→ Aufgaben:
[1] Gib einen Teil des Auszugs über Kurtágs Kafka-Fragmente wortgetreu wieder: Fang bei den Worten "Klassik-CD:Elf Sekunden Drama" an und hör nach "(Foto: Frank Leonhardt/dpa)" auf.
[2] Beantworte anhand des Auszugs über Kurtágs Kafka-Fragmente diese Fragen:
(a) In welchem Jahr wurde György Kurtág geboren?
(b) Welche Sängerin wirkt an der Neueinspielung mit?
(c) Wer spielt dabei die Geige?

→ Ausgewählter Auszug:
•••••
Klassik-CD:Elf Sekunden Drama

Klassik-CD: Der 1926 geborene Komponist György Kurtág liebt es, Miniaturen zu schreiben, die er gern zu großen Zyklen anordnet.

Der 1926 geborene Komponist György Kurtág liebt es, Miniaturen zu schreiben, die er gern zu großen Zyklen anordnet.

(Foto: Frank Leonhardt/dpa)

Mit der Sängerin Anna Prohaska und der Geigerin Isabelle Faust hinreißend neu eingespielt: György Kurtágs "Kafka-Fragmente".
•••••
→ Datenauszug:

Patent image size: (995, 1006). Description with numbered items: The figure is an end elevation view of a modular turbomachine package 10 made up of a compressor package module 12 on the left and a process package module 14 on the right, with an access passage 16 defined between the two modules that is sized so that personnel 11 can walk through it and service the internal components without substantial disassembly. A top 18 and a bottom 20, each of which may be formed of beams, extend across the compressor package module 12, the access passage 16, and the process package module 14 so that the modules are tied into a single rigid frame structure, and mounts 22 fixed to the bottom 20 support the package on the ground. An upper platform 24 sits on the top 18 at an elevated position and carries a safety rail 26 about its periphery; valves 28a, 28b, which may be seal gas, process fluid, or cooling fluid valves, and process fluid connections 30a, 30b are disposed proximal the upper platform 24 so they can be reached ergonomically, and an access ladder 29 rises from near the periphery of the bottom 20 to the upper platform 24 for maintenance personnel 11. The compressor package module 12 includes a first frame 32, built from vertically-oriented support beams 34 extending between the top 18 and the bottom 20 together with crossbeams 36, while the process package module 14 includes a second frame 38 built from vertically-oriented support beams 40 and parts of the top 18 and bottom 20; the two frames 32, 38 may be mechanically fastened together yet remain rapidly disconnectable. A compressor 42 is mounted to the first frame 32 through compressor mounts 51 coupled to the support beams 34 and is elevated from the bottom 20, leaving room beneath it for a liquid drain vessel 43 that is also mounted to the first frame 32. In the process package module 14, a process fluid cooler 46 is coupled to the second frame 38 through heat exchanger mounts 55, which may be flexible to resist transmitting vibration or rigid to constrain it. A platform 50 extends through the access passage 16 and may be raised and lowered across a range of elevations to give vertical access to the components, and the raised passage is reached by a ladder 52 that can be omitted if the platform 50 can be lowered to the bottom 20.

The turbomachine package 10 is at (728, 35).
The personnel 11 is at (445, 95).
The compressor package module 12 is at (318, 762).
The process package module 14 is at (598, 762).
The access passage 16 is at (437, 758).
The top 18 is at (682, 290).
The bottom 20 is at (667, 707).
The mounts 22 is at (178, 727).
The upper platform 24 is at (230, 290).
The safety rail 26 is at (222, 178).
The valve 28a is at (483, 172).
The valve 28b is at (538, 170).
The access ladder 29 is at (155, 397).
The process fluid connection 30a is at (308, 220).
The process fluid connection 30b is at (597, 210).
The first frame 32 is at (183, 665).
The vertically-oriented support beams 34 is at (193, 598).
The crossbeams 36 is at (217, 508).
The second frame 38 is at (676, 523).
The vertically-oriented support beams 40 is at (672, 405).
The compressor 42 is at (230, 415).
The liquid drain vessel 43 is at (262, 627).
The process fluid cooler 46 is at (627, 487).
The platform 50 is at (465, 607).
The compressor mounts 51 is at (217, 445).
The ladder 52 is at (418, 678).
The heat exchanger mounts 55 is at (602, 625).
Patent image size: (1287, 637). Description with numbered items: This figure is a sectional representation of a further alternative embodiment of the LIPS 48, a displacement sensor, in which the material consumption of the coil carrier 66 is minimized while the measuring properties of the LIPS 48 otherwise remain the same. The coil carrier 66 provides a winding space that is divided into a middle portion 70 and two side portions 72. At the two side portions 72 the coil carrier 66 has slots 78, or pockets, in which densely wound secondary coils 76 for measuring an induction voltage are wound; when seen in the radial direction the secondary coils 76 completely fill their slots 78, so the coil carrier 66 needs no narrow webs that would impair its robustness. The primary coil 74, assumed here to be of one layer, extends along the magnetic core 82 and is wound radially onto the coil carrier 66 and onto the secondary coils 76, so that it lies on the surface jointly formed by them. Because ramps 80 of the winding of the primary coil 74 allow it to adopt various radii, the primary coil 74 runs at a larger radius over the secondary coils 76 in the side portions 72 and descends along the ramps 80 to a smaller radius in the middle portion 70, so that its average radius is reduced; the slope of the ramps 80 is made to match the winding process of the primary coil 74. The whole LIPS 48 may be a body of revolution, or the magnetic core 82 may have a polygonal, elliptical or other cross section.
•••••
→ Lösungen:
[1]
Klassik-CD:Elf Sekunden Drama

Klassik-CD: Der 1926 geborene Komponist György Kurtág liebt es, Miniaturen zu schreiben, die er gern zu großen Zyklen anordnet.

Der 1926 geborene Komponist György Kurtág liebt es, Miniaturen zu schreiben, die er gern zu großen Zyklen anordnet.

(Foto: Frank Leonhardt/dpa)

[2]
(a) 1926
(b) Anna Prohaska
(c) Isabelle Faust